━━━ TASK INPUTS ━━━
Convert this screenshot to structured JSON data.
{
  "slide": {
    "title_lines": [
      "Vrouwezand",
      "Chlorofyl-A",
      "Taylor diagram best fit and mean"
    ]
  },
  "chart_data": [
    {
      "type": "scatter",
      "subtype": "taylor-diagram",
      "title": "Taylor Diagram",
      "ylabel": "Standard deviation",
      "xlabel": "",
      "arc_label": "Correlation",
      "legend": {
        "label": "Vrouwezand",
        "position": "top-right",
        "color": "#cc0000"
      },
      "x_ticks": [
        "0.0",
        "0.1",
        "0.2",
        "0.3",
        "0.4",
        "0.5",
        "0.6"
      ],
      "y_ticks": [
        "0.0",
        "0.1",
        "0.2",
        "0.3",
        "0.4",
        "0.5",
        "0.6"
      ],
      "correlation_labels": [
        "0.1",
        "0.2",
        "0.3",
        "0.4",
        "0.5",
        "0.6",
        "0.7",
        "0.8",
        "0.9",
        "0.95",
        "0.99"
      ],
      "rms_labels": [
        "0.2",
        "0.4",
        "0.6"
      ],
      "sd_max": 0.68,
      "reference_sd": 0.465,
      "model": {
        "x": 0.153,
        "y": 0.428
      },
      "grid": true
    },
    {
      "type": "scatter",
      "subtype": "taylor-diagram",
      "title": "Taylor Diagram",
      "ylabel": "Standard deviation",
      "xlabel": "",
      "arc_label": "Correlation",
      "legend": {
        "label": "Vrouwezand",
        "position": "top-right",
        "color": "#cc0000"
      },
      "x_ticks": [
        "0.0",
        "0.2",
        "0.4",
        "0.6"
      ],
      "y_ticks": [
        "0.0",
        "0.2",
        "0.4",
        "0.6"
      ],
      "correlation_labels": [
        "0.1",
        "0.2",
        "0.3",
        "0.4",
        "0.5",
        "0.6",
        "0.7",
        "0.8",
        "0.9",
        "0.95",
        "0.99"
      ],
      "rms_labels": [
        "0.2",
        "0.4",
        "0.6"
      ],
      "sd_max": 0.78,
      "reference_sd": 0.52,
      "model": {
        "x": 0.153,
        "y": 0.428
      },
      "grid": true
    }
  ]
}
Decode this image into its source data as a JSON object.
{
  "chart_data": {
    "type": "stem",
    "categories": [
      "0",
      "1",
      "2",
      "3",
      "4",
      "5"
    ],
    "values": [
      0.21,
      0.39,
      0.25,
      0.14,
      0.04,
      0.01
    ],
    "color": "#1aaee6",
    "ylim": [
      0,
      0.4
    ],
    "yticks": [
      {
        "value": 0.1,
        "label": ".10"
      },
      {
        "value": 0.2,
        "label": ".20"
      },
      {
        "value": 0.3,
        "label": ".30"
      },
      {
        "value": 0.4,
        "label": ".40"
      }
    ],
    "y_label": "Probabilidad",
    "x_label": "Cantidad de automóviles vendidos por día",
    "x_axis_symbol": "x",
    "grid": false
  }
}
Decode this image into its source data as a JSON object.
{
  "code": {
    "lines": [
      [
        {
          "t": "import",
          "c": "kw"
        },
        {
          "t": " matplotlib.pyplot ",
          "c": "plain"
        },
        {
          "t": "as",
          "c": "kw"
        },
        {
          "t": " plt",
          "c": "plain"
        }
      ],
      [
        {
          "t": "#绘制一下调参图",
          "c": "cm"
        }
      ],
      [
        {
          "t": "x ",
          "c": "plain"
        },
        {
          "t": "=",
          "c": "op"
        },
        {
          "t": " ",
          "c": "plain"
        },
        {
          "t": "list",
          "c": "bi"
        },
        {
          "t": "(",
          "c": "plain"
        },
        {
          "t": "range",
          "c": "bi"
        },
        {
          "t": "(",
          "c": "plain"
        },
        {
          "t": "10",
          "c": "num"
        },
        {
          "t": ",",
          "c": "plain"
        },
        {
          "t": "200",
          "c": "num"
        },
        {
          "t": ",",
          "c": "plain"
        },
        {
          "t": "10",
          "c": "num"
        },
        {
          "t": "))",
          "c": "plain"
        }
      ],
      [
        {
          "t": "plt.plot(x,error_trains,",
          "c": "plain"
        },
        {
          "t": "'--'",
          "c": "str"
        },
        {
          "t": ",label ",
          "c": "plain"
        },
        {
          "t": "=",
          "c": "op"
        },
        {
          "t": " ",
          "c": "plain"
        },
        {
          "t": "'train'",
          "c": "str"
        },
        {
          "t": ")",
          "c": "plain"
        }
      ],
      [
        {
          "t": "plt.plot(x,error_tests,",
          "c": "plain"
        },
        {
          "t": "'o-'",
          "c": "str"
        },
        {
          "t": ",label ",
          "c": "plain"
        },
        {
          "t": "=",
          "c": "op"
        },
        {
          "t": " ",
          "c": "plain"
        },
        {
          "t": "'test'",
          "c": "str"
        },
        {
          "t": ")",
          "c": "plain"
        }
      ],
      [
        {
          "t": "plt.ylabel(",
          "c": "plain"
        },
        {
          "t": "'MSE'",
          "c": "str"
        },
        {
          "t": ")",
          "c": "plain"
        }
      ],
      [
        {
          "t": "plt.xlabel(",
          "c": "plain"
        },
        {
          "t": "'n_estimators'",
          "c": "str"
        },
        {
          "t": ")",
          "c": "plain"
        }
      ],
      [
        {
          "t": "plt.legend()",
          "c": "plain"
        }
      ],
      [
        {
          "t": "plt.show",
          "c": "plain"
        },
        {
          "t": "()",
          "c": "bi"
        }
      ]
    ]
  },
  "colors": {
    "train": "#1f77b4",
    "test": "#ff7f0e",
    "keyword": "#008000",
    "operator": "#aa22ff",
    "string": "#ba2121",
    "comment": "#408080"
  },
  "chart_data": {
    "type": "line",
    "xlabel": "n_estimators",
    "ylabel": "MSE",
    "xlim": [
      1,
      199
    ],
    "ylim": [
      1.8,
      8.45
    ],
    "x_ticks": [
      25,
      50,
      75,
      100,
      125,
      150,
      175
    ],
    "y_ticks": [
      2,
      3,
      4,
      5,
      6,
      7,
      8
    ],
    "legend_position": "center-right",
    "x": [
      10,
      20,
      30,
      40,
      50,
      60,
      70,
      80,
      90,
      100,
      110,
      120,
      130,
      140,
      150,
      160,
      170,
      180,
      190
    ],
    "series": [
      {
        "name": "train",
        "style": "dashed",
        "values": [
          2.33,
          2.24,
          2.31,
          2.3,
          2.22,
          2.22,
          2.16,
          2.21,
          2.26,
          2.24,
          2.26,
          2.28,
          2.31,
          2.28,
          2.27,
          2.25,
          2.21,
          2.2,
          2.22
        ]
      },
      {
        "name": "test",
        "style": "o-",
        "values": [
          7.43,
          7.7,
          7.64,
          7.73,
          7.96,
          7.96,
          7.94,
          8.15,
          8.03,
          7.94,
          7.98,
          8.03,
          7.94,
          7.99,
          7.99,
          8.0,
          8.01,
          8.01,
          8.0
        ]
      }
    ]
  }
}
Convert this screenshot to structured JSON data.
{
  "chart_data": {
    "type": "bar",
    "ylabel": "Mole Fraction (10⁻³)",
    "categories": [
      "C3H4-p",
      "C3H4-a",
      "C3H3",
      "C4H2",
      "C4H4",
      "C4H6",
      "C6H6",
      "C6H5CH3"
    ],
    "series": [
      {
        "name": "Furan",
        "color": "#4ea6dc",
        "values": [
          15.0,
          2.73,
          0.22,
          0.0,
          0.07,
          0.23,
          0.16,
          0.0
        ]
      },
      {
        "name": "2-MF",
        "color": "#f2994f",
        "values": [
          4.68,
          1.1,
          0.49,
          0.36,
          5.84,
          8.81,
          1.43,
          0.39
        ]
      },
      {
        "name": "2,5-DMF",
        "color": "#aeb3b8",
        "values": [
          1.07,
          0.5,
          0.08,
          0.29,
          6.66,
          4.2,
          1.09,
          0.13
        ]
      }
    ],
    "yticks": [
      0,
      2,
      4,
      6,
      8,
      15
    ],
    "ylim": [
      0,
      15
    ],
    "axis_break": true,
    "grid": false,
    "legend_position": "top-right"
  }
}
━━━
TASK DIRECTIONS: State the number of lines above that hold the string "right", with nothing added.

THE RESPONSE: 4